> What you have to do
Pictures are to be left out; otherwise, copy exactly the lines from the line containing "OCR this image." through the end of the data.

> Records
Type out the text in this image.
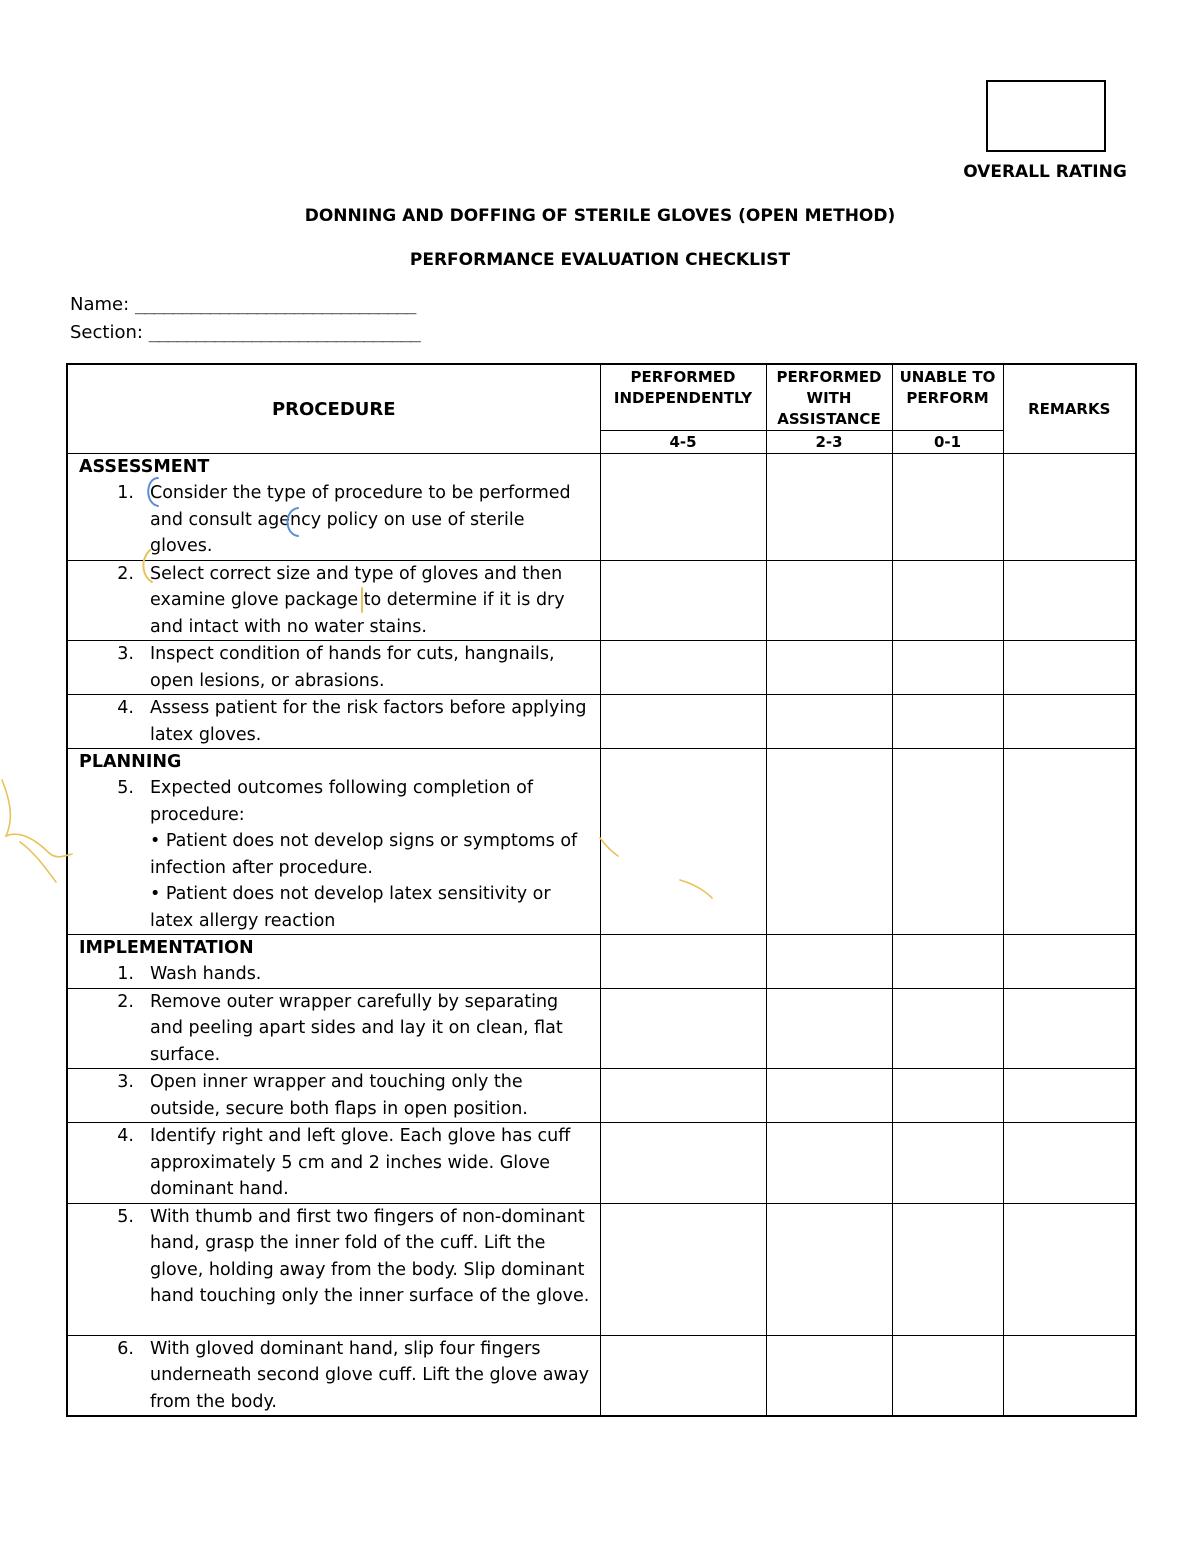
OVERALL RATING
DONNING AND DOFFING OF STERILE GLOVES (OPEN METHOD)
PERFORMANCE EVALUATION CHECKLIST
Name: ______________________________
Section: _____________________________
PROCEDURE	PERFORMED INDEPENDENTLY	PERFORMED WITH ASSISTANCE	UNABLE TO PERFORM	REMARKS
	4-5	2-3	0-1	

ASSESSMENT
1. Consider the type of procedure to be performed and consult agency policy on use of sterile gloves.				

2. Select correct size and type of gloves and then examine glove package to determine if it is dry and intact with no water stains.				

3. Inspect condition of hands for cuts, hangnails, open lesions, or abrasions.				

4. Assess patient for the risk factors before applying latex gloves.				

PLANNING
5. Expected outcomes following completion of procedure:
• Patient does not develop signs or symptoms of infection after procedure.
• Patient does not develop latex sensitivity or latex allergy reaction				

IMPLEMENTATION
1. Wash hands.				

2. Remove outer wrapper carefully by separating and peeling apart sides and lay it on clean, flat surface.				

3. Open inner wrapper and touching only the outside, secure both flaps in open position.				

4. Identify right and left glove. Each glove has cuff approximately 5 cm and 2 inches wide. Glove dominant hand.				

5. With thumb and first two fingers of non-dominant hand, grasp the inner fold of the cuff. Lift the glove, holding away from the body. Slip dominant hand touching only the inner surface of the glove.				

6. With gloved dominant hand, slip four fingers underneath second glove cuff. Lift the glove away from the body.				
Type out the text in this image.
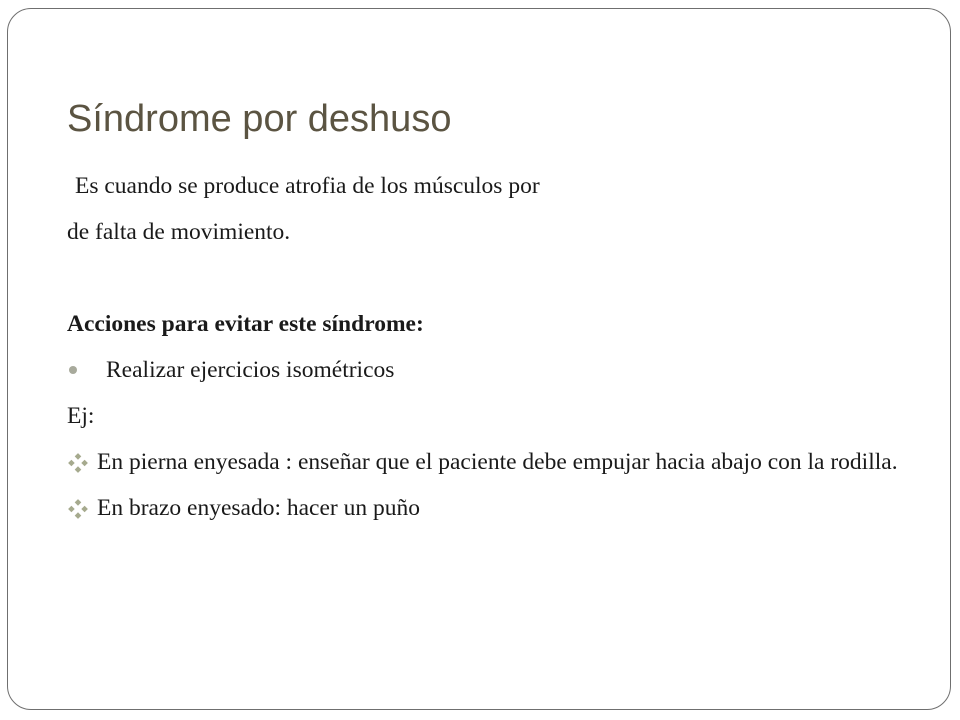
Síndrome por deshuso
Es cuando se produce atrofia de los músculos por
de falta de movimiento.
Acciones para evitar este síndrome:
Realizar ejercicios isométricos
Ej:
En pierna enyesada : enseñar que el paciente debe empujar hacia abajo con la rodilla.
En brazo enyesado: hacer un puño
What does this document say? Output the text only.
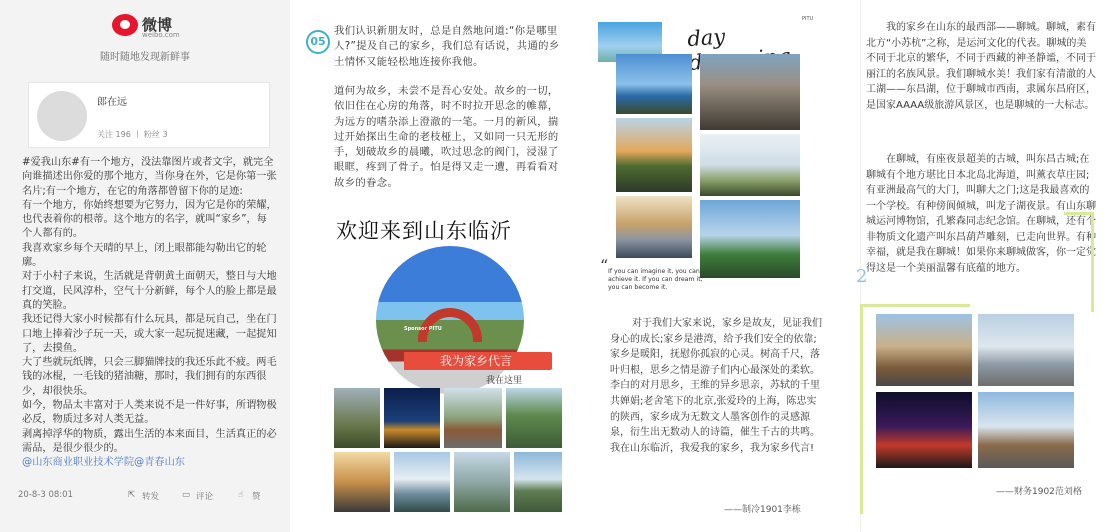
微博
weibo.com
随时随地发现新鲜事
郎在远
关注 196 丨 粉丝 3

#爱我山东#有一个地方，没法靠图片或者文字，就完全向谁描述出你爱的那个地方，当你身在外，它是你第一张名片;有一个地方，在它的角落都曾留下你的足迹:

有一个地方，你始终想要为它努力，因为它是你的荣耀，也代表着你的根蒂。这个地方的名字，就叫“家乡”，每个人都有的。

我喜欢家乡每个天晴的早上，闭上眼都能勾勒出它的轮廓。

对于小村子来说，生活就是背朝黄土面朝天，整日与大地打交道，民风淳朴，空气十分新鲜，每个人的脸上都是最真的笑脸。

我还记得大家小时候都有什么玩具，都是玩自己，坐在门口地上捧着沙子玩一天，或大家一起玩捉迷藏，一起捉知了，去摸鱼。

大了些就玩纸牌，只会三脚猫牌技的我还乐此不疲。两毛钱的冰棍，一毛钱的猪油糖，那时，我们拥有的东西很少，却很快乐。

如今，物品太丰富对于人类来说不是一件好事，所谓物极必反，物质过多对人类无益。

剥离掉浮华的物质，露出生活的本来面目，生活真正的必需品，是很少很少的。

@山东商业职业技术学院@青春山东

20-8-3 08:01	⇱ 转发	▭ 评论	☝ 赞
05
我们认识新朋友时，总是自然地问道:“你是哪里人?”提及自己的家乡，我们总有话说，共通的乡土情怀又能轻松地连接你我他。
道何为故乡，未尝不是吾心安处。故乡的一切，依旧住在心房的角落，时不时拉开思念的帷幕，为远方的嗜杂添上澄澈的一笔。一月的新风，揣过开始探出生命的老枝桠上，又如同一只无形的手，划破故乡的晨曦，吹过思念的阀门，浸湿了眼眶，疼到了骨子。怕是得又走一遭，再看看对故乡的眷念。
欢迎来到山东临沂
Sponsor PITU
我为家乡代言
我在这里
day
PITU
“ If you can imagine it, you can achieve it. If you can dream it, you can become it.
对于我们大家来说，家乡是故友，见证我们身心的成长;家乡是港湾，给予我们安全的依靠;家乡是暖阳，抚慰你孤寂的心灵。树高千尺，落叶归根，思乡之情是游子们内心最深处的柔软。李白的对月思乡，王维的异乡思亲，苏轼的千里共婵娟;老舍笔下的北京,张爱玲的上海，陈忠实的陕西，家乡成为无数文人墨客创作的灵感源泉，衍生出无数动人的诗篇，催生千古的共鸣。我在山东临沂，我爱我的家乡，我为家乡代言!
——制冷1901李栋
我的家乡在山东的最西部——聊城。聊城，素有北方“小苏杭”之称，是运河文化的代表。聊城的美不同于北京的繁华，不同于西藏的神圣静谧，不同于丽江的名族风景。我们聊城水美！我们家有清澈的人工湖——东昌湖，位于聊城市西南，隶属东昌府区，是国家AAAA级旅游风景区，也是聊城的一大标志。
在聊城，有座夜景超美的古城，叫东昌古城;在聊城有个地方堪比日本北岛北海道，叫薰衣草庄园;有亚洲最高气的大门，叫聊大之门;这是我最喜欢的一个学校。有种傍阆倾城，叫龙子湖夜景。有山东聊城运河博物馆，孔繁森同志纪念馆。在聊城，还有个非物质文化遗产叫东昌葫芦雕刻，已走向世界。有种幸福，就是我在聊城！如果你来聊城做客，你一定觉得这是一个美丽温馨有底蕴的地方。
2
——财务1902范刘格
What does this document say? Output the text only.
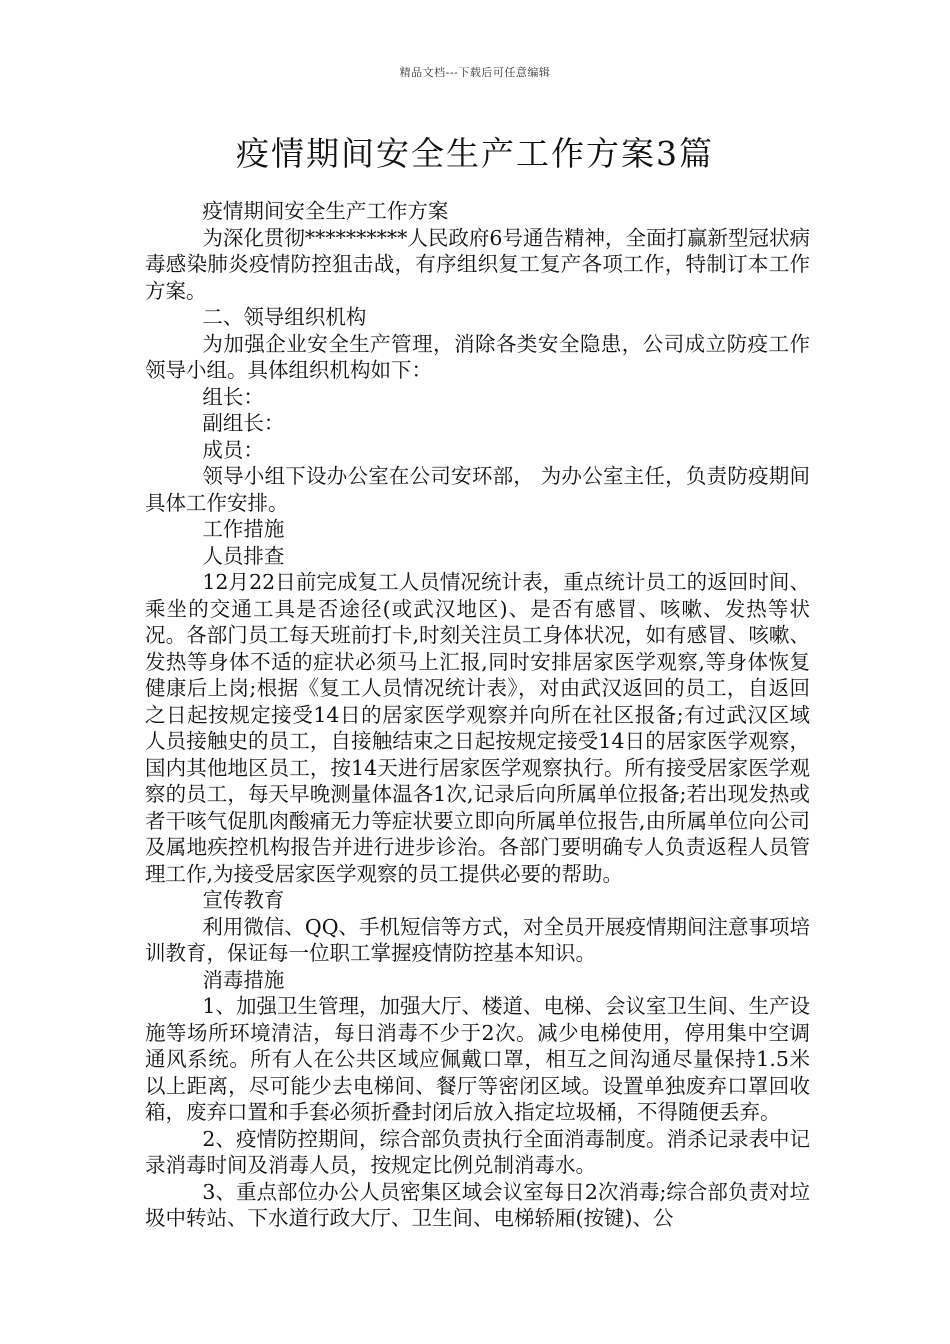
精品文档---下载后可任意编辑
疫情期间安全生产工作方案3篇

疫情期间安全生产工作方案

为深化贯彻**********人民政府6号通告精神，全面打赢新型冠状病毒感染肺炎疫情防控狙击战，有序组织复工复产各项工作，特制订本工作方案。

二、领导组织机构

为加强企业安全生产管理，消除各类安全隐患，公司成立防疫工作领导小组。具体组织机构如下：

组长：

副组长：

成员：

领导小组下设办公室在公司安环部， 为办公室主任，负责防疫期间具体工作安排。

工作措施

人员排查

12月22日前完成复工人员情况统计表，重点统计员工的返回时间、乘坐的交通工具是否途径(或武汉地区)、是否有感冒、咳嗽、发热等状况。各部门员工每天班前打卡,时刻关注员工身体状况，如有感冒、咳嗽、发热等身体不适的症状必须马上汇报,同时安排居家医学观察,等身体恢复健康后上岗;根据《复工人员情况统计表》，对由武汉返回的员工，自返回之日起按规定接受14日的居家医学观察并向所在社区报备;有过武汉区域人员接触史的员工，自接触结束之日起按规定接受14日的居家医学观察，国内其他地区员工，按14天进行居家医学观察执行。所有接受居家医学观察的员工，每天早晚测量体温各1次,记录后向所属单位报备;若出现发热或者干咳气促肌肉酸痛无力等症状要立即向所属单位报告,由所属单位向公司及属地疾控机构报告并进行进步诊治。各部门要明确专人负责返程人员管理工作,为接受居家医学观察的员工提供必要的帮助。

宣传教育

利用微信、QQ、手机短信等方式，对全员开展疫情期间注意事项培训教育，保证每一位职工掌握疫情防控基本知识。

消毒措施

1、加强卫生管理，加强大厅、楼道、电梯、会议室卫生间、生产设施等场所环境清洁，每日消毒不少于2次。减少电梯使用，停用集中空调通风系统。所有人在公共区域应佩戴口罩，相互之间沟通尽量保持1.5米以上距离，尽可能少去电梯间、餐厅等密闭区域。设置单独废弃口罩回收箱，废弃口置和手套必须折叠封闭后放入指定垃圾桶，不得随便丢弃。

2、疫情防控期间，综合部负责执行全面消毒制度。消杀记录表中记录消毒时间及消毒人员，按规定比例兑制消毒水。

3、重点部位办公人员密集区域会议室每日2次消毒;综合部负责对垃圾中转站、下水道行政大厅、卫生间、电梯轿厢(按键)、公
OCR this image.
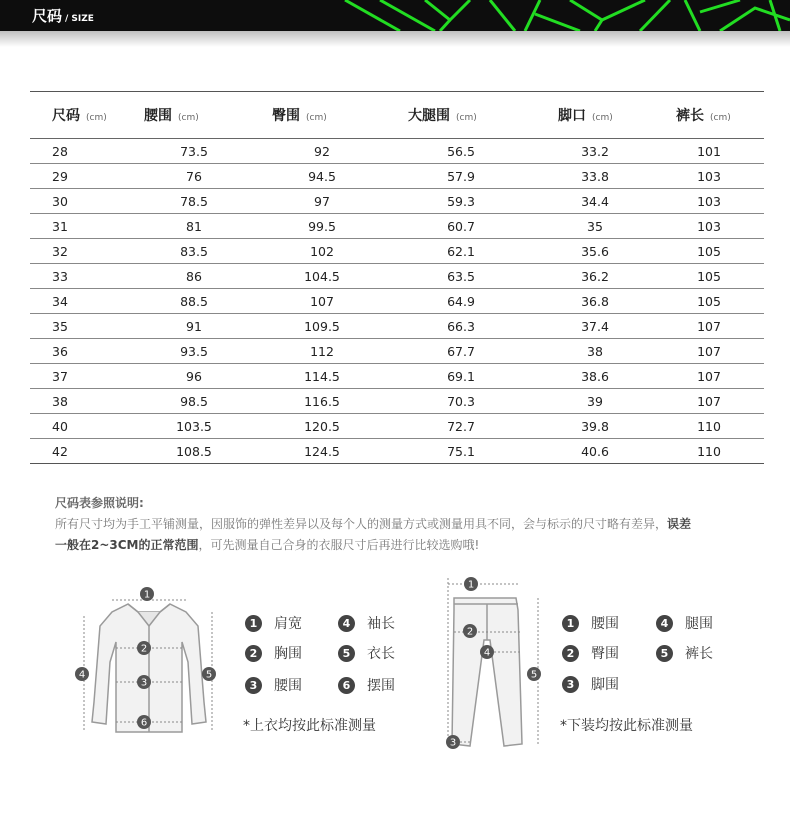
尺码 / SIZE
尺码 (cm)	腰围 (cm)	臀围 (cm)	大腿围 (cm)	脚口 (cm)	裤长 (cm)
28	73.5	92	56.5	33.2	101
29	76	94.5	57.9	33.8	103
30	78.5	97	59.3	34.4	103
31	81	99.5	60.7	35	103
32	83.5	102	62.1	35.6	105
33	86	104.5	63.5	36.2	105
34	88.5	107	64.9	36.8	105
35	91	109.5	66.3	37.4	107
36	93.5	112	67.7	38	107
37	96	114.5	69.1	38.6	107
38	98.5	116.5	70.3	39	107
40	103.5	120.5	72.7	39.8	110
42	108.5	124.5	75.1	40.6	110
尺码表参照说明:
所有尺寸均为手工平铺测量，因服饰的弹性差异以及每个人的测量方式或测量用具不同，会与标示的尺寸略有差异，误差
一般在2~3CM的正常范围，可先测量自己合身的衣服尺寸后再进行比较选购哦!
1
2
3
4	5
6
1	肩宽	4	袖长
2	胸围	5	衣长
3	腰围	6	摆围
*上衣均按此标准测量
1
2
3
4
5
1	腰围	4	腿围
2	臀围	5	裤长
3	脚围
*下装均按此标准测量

> In response
OCR this image.
尺码 / SIZE
尺码 (cm)	腰围 (cm)	臀围 (cm)	大腿围 (cm)	脚口 (cm)	裤长 (cm)
28	73.5	92	56.5	33.2	101
29	76	94.5	57.9	33.8	103
30	78.5	97	59.3	34.4	103
31	81	99.5	60.7	35	103
32	83.5	102	62.1	35.6	105
33	86	104.5	63.5	36.2	105
34	88.5	107	64.9	36.8	105
35	91	109.5	66.3	37.4	107
36	93.5	112	67.7	38	107
37	96	114.5	69.1	38.6	107
38	98.5	116.5	70.3	39	107
40	103.5	120.5	72.7	39.8	110
42	108.5	124.5	75.1	40.6	110
尺码表参照说明:
所有尺寸均为手工平铺测量，因服饰的弹性差异以及每个人的测量方式或测量用具不同，会与标示的尺寸略有差异，误差
一般在2~3CM的正常范围，可先测量自己合身的衣服尺寸后再进行比较选购哦!
1
2
3
4	5
6
1	肩宽	4	袖长
2	胸围	5	衣长
3	腰围	6	摆围
*上衣均按此标准测量
1
2
3
4
5
1	腰围	4	腿围
2	臀围	5	裤长
3	脚围
*下装均按此标准测量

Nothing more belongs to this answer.